Task details: List each line in which the string "Kamel" appears.

Material provided:
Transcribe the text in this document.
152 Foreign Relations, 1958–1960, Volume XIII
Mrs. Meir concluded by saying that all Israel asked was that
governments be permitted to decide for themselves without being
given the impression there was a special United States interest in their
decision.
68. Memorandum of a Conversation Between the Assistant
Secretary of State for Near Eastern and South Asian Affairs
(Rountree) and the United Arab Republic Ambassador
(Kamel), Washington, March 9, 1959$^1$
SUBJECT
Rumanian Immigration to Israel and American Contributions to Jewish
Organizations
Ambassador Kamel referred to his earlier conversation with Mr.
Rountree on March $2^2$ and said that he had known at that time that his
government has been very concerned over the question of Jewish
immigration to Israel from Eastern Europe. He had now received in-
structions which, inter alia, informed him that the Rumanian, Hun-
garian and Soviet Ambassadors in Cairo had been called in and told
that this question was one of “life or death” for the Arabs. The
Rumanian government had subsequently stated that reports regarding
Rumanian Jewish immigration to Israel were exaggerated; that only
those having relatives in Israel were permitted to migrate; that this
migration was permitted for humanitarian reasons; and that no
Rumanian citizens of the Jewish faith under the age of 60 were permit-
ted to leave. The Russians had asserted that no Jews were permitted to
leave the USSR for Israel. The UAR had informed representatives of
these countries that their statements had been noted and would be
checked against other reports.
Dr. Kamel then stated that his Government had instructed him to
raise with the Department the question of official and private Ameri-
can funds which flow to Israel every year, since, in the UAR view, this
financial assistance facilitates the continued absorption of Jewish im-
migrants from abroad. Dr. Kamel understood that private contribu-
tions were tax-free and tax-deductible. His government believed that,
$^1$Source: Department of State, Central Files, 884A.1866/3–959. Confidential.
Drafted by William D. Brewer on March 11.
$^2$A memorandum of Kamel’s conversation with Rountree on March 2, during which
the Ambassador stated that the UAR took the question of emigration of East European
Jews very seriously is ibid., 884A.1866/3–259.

Correct response:
(Kamel), Washington, March 9, 1959$^1$
Ambassador Kamel referred to his earlier conversation with Mr.
Dr. Kamel then stated that his Government had instructed him to
migrants from abroad. Dr. Kamel understood that private contribu-
$^2$A memorandum of Kamel’s conversation with Rountree on March 2, during which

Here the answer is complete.